→ Directions
The whole listing must be printed again without any alteration.
[Start of Attachment]
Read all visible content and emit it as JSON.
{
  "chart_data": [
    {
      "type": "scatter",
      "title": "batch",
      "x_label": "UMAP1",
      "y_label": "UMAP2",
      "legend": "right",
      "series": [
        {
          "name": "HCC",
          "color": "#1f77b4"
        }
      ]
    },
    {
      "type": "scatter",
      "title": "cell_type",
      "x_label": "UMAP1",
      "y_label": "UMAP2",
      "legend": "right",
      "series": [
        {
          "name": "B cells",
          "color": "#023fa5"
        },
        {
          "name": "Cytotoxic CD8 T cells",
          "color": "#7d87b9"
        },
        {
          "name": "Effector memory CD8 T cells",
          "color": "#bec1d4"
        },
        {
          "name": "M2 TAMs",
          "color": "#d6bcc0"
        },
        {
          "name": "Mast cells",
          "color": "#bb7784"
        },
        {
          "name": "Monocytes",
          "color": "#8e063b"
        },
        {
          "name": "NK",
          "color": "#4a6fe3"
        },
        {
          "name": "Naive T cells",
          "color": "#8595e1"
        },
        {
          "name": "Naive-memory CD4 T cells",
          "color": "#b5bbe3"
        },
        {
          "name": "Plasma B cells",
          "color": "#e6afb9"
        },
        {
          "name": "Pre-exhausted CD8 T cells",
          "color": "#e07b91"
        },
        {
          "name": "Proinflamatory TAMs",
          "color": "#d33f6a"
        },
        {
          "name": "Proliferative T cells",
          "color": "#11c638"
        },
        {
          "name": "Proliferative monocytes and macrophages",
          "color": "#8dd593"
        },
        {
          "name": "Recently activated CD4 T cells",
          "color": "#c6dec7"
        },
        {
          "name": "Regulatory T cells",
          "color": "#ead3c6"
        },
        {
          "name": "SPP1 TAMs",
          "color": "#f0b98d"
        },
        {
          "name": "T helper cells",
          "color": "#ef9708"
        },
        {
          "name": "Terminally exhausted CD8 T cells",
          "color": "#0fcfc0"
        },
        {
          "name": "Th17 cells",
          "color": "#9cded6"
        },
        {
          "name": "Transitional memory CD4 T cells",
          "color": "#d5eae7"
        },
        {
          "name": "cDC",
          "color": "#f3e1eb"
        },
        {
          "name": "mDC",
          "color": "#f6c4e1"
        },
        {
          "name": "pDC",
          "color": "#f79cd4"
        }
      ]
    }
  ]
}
[End of Attachment]
→ Your solution
Read all visible content and emit it as JSON.
{
  "chart_data": [
    {
      "type": "scatter",
      "title": "batch",
      "x_label": "UMAP1",
      "y_label": "UMAP2",
      "legend": "right",
      "series": [
        {
          "name": "HCC",
          "color": "#1f77b4"
        }
      ]
    },
    {
      "type": "scatter",
      "title": "cell_type",
      "x_label": "UMAP1",
      "y_label": "UMAP2",
      "legend": "right",
      "series": [
        {
          "name": "B cells",
          "color": "#023fa5"
        },
        {
          "name": "Cytotoxic CD8 T cells",
          "color": "#7d87b9"
        },
        {
          "name": "Effector memory CD8 T cells",
          "color": "#bec1d4"
        },
        {
          "name": "M2 TAMs",
          "color": "#d6bcc0"
        },
        {
          "name": "Mast cells",
          "color": "#bb7784"
        },
        {
          "name": "Monocytes",
          "color": "#8e063b"
        },
        {
          "name": "NK",
          "color": "#4a6fe3"
        },
        {
          "name": "Naive T cells",
          "color": "#8595e1"
        },
        {
          "name": "Naive-memory CD4 T cells",
          "color": "#b5bbe3"
        },
        {
          "name": "Plasma B cells",
          "color": "#e6afb9"
        },
        {
          "name": "Pre-exhausted CD8 T cells",
          "color": "#e07b91"
        },
        {
          "name": "Proinflamatory TAMs",
          "color": "#d33f6a"
        },
        {
          "name": "Proliferative T cells",
          "color": "#11c638"
        },
        {
          "name": "Proliferative monocytes and macrophages",
          "color": "#8dd593"
        },
        {
          "name": "Recently activated CD4 T cells",
          "color": "#c6dec7"
        },
        {
          "name": "Regulatory T cells",
          "color": "#ead3c6"
        },
        {
          "name": "SPP1 TAMs",
          "color": "#f0b98d"
        },
        {
          "name": "T helper cells",
          "color": "#ef9708"
        },
        {
          "name": "Terminally exhausted CD8 T cells",
          "color": "#0fcfc0"
        },
        {
          "name": "Th17 cells",
          "color": "#9cded6"
        },
        {
          "name": "Transitional memory CD4 T cells",
          "color": "#d5eae7"
        },
        {
          "name": "cDC",
          "color": "#f3e1eb"
        },
        {
          "name": "mDC",
          "color": "#f6c4e1"
        },
        {
          "name": "pDC",
          "color": "#f79cd4"
        }
      ]
    }
  ]
}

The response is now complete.